Each line of the listing must be transcribed exactly, except for the images, which should be excluded.

Exercise inputs:
************

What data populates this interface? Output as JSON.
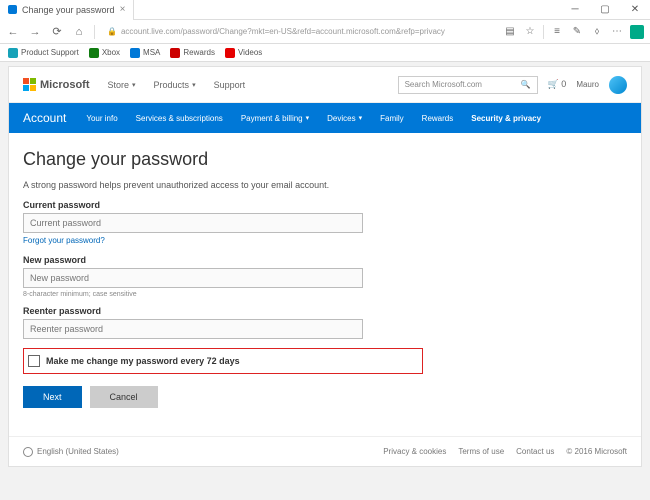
{
  "browser": {
    "tab_title": "Change your password",
    "url": "account.live.com/password/Change?mkt=en-US&refd=account.microsoft.com&refp=privacy",
    "favorites": [
      "Product Support",
      "Xbox",
      "MSA",
      "Rewards",
      "Videos"
    ]
  },
  "header": {
    "brand": "Microsoft",
    "nav": {
      "store": "Store",
      "products": "Products",
      "support": "Support"
    },
    "search_placeholder": "Search Microsoft.com",
    "cart_count": "0",
    "user_name": "Mauro"
  },
  "account_nav": {
    "title": "Account",
    "items": {
      "info": "Your info",
      "services": "Services & subscriptions",
      "payment": "Payment & billing",
      "devices": "Devices",
      "family": "Family",
      "rewards": "Rewards",
      "security": "Security & privacy"
    }
  },
  "page": {
    "title": "Change your password",
    "subtitle": "A strong password helps prevent unauthorized access to your email account.",
    "current_label": "Current password",
    "current_placeholder": "Current password",
    "forgot": "Forgot your password?",
    "new_label": "New password",
    "new_placeholder": "New password",
    "hint": "8-character minimum; case sensitive",
    "reenter_label": "Reenter password",
    "reenter_placeholder": "Reenter password",
    "checkbox_label": "Make me change my password every 72 days",
    "next": "Next",
    "cancel": "Cancel"
  },
  "footer": {
    "locale": "English (United States)",
    "links": {
      "privacy": "Privacy & cookies",
      "terms": "Terms of use",
      "contact": "Contact us"
    },
    "copyright": "© 2016 Microsoft"
  }
}
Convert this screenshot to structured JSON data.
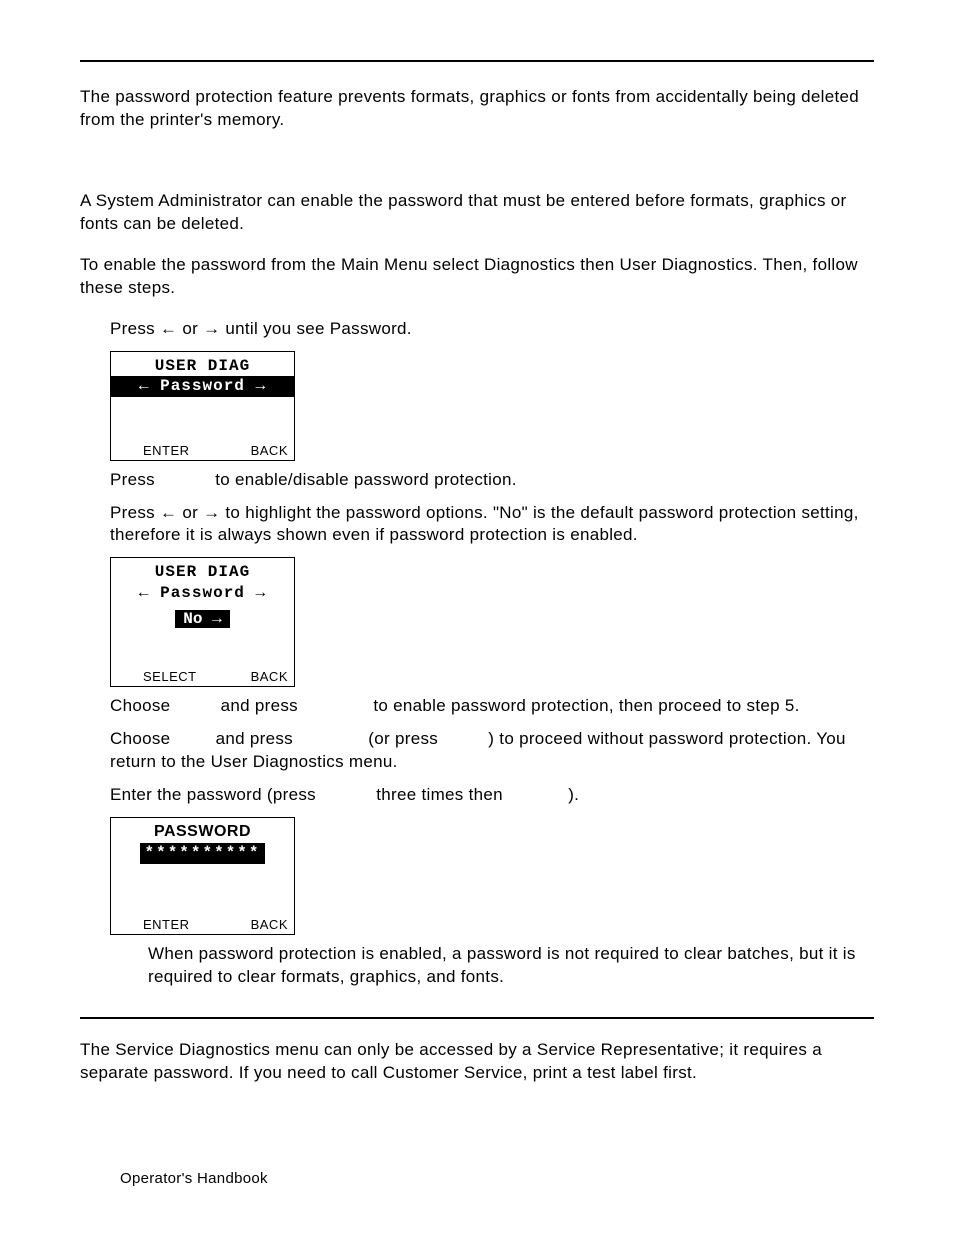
{
  "intro": "The password protection feature prevents formats, graphics or fonts from accidentally being deleted from the printer's memory.",
  "admin": "A System Administrator can enable the password that must be entered before formats, graphics or fonts can be deleted.",
  "enable": "To enable the password from the Main Menu select Diagnostics then User Diagnostics. Then, follow these steps.",
  "step1_a": "Press ",
  "step1_b": " or ",
  "step1_c": " until you see Password.",
  "arrow_left": "←",
  "arrow_right": "→",
  "lcd1": {
    "line1": "USER DIAG",
    "line2": "← Password →",
    "soft_left": "ENTER",
    "soft_right": "BACK"
  },
  "step2": "Press            to enable/disable password protection.",
  "step3_a": "Press ",
  "step3_b": " or ",
  "step3_c": " to highlight the password options.  \"No\" is the default password protection setting, therefore it is always shown even if password protection is enabled.",
  "lcd2": {
    "line1": "USER DIAG",
    "line2": "← Password →",
    "line3": "No →",
    "soft_left": "SELECT",
    "soft_right": "BACK"
  },
  "step4a": "Choose          and press               to enable password protection, then proceed to step 5.",
  "step4b": "Choose         and press               (or press          ) to proceed without password protection. You return to the User Diagnostics menu.",
  "step5": "Enter the password (press            three times then             ).",
  "lcd3": {
    "line1": "PASSWORD",
    "line2": "**********",
    "soft_left": "ENTER",
    "soft_right": "BACK"
  },
  "note": "When password protection is enabled, a password is not required to clear batches, but it is required to clear formats, graphics, and fonts.",
  "service": "The Service Diagnostics menu can only be accessed by a Service Representative; it requires a separate password.  If you need to call Customer Service, print a test label first.",
  "footer": "Operator's Handbook"
}
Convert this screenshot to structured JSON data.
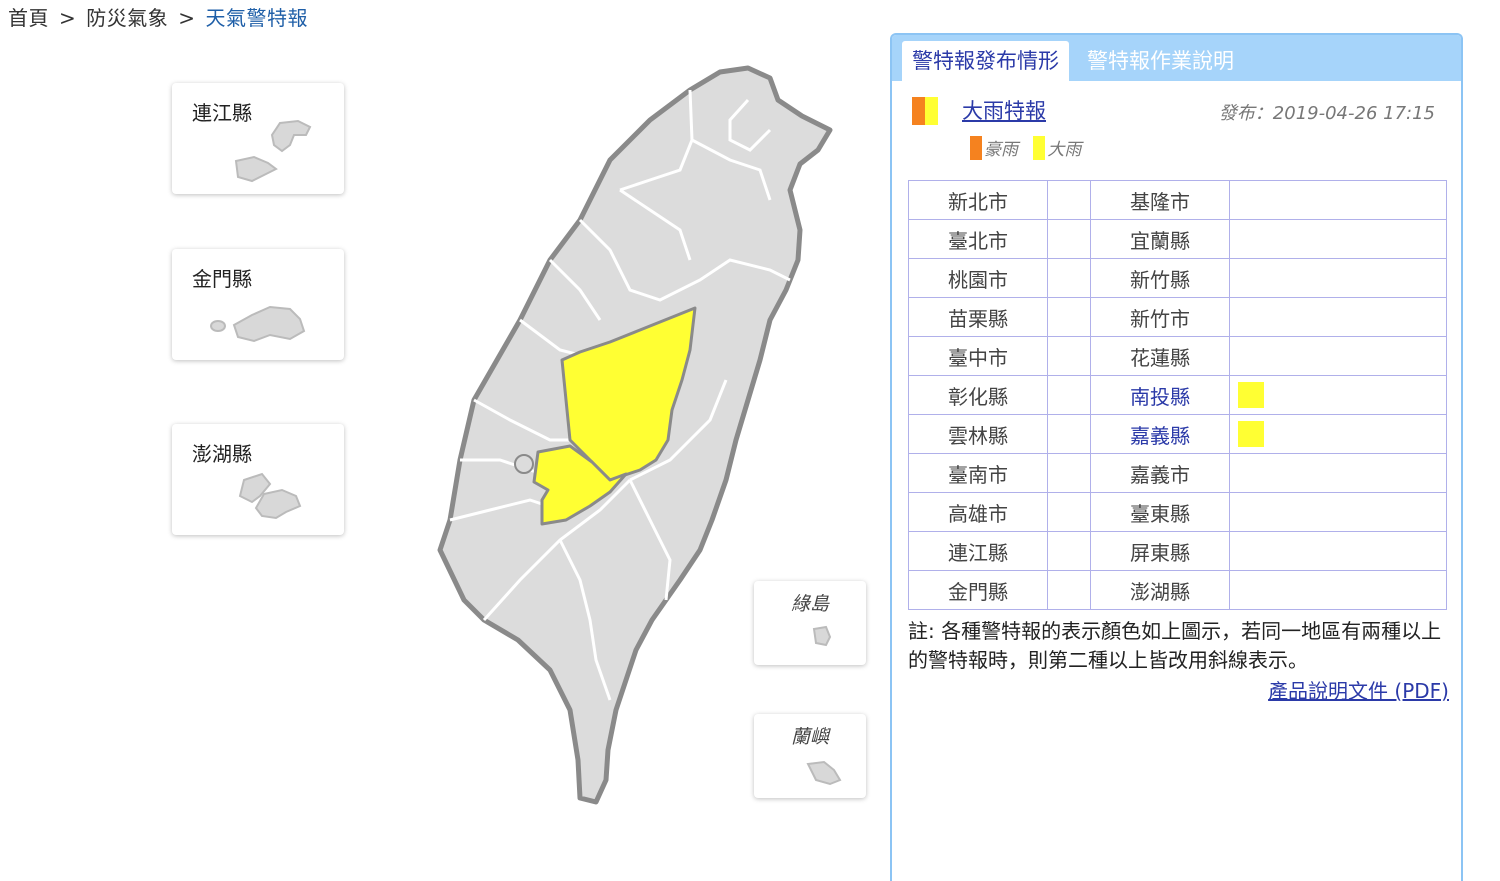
{
  "breadcrumb": {
    "home": "首頁",
    "section": "防災氣象",
    "current": "天氣警特報",
    "separator": ">"
  },
  "islands": {
    "lienchiang": "連江縣",
    "kinmen": "金門縣",
    "penghu": "澎湖縣",
    "green_island": "綠島",
    "orchid_island": "蘭嶼"
  },
  "panel": {
    "tabs": [
      "警特報發布情形",
      "警特報作業說明"
    ],
    "warning_title": "大雨特報",
    "issued": "發布：2019-04-26 17:15",
    "legend": [
      {
        "label": "豪雨",
        "color": "#f5821f"
      },
      {
        "label": "大雨",
        "color": "#ffff33"
      }
    ],
    "rows": [
      {
        "left": "新北市",
        "left_flag": "",
        "right": "基隆市",
        "right_flag": ""
      },
      {
        "left": "臺北市",
        "left_flag": "",
        "right": "宜蘭縣",
        "right_flag": ""
      },
      {
        "left": "桃園市",
        "left_flag": "",
        "right": "新竹縣",
        "right_flag": ""
      },
      {
        "left": "苗栗縣",
        "left_flag": "",
        "right": "新竹市",
        "right_flag": ""
      },
      {
        "left": "臺中市",
        "left_flag": "",
        "right": "花蓮縣",
        "right_flag": ""
      },
      {
        "left": "彰化縣",
        "left_flag": "",
        "right": "南投縣",
        "right_flag": "大雨"
      },
      {
        "left": "雲林縣",
        "left_flag": "",
        "right": "嘉義縣",
        "right_flag": "大雨"
      },
      {
        "left": "臺南市",
        "left_flag": "",
        "right": "嘉義市",
        "right_flag": ""
      },
      {
        "left": "高雄市",
        "left_flag": "",
        "right": "臺東縣",
        "right_flag": ""
      },
      {
        "left": "連江縣",
        "left_flag": "",
        "right": "屏東縣",
        "right_flag": ""
      },
      {
        "left": "金門縣",
        "left_flag": "",
        "right": "澎湖縣",
        "right_flag": ""
      }
    ],
    "note": "註: 各種警特報的表示顏色如上圖示，若同一地區有兩種以上的警特報時，則第二種以上皆改用斜線表示。",
    "pdf_link": "產品說明文件 (PDF)"
  },
  "colors": {
    "heavy_rain": "#ffff33",
    "torrential_rain": "#f5821f",
    "land": "#dcdcdc",
    "border": "#888888"
  }
}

************

Exercise output:
What data populates this interface? Output as JSON.
{
  "browser": {
    "tab_title": "Change your password",
    "url": "account.live.com/password/Change?mkt=en-US&refd=account.microsoft.com&refp=privacy",
    "favorites": [
      "Product Support",
      "Xbox",
      "MSA",
      "Rewards",
      "Videos"
    ]
  },
  "header": {
    "brand": "Microsoft",
    "nav": {
      "store": "Store",
      "products": "Products",
      "support": "Support"
    },
    "search_placeholder": "Search Microsoft.com",
    "cart_count": "0",
    "user_name": "Mauro"
  },
  "account_nav": {
    "title": "Account",
    "items": {
      "info": "Your info",
      "services": "Services & subscriptions",
      "payment": "Payment & billing",
      "devices": "Devices",
      "family": "Family",
      "rewards": "Rewards",
      "security": "Security & privacy"
    }
  },
  "page": {
    "title": "Change your password",
    "subtitle": "A strong password helps prevent unauthorized access to your email account.",
    "current_label": "Current password",
    "current_placeholder": "Current password",
    "forgot": "Forgot your password?",
    "new_label": "New password",
    "new_placeholder": "New password",
    "hint": "8-character minimum; case sensitive",
    "reenter_label": "Reenter password",
    "reenter_placeholder": "Reenter password",
    "checkbox_label": "Make me change my password every 72 days",
    "next": "Next",
    "cancel": "Cancel"
  },
  "footer": {
    "locale": "English (United States)",
    "links": {
      "privacy": "Privacy & cookies",
      "terms": "Terms of use",
      "contact": "Contact us"
    },
    "copyright": "© 2016 Microsoft"
  }
}
Convert this screenshot to structured JSON data.
{
  "intro": "The password protection feature prevents formats, graphics or fonts from accidentally being deleted from the printer's memory.",
  "admin": "A System Administrator can enable the password that must be entered before formats, graphics or fonts can be deleted.",
  "enable": "To enable the password from the Main Menu select Diagnostics then User Diagnostics. Then, follow these steps.",
  "step1_a": "Press ",
  "step1_b": " or ",
  "step1_c": " until you see Password.",
  "arrow_left": "←",
  "arrow_right": "→",
  "lcd1": {
    "line1": "USER DIAG",
    "line2": "← Password →",
    "soft_left": "ENTER",
    "soft_right": "BACK"
  },
  "step2": "Press            to enable/disable password protection.",
  "step3_a": "Press ",
  "step3_b": " or ",
  "step3_c": " to highlight the password options.  \"No\" is the default password protection setting, therefore it is always shown even if password protection is enabled.",
  "lcd2": {
    "line1": "USER DIAG",
    "line2": "← Password →",
    "line3": "No →",
    "soft_left": "SELECT",
    "soft_right": "BACK"
  },
  "step4a": "Choose          and press               to enable password protection, then proceed to step 5.",
  "step4b": "Choose         and press               (or press          ) to proceed without password protection. You return to the User Diagnostics menu.",
  "step5": "Enter the password (press            three times then             ).",
  "lcd3": {
    "line1": "PASSWORD",
    "line2": "**********",
    "soft_left": "ENTER",
    "soft_right": "BACK"
  },
  "note": "When password protection is enabled, a password is not required to clear batches, but it is required to clear formats, graphics, and fonts.",
  "service": "The Service Diagnostics menu can only be accessed by a Service Representative; it requires a separate password.  If you need to call Customer Service, print a test label first.",
  "footer": "Operator's Handbook"
}
Convert this screenshot to structured JSON data.
{
  "breadcrumb": {
    "home": "首頁",
    "section": "防災氣象",
    "current": "天氣警特報",
    "separator": ">"
  },
  "islands": {
    "lienchiang": "連江縣",
    "kinmen": "金門縣",
    "penghu": "澎湖縣",
    "green_island": "綠島",
    "orchid_island": "蘭嶼"
  },
  "panel": {
    "tabs": [
      "警特報發布情形",
      "警特報作業說明"
    ],
    "warning_title": "大雨特報",
    "issued": "發布：2019-04-26 17:15",
    "legend": [
      {
        "label": "豪雨",
        "color": "#f5821f"
      },
      {
        "label": "大雨",
        "color": "#ffff33"
      }
    ],
    "rows": [
      {
        "left": "新北市",
        "left_flag": "",
        "right": "基隆市",
        "right_flag": ""
      },
      {
        "left": "臺北市",
        "left_flag": "",
        "right": "宜蘭縣",
        "right_flag": ""
      },
      {
        "left": "桃園市",
        "left_flag": "",
        "right": "新竹縣",
        "right_flag": ""
      },
      {
        "left": "苗栗縣",
        "left_flag": "",
        "right": "新竹市",
        "right_flag": ""
      },
      {
        "left": "臺中市",
        "left_flag": "",
        "right": "花蓮縣",
        "right_flag": ""
      },
      {
        "left": "彰化縣",
        "left_flag": "",
        "right": "南投縣",
        "right_flag": "大雨"
      },
      {
        "left": "雲林縣",
        "left_flag": "",
        "right": "嘉義縣",
        "right_flag": "大雨"
      },
      {
        "left": "臺南市",
        "left_flag": "",
        "right": "嘉義市",
        "right_flag": ""
      },
      {
        "left": "高雄市",
        "left_flag": "",
        "right": "臺東縣",
        "right_flag": ""
      },
      {
        "left": "連江縣",
        "left_flag": "",
        "right": "屏東縣",
        "right_flag": ""
      },
      {
        "left": "金門縣",
        "left_flag": "",
        "right": "澎湖縣",
        "right_flag": ""
      }
    ],
    "note": "註: 各種警特報的表示顏色如上圖示，若同一地區有兩種以上的警特報時，則第二種以上皆改用斜線表示。",
    "pdf_link": "產品說明文件 (PDF)"
  },
  "colors": {
    "heavy_rain": "#ffff33",
    "torrential_rain": "#f5821f",
    "land": "#dcdcdc",
    "border": "#888888"
  }
}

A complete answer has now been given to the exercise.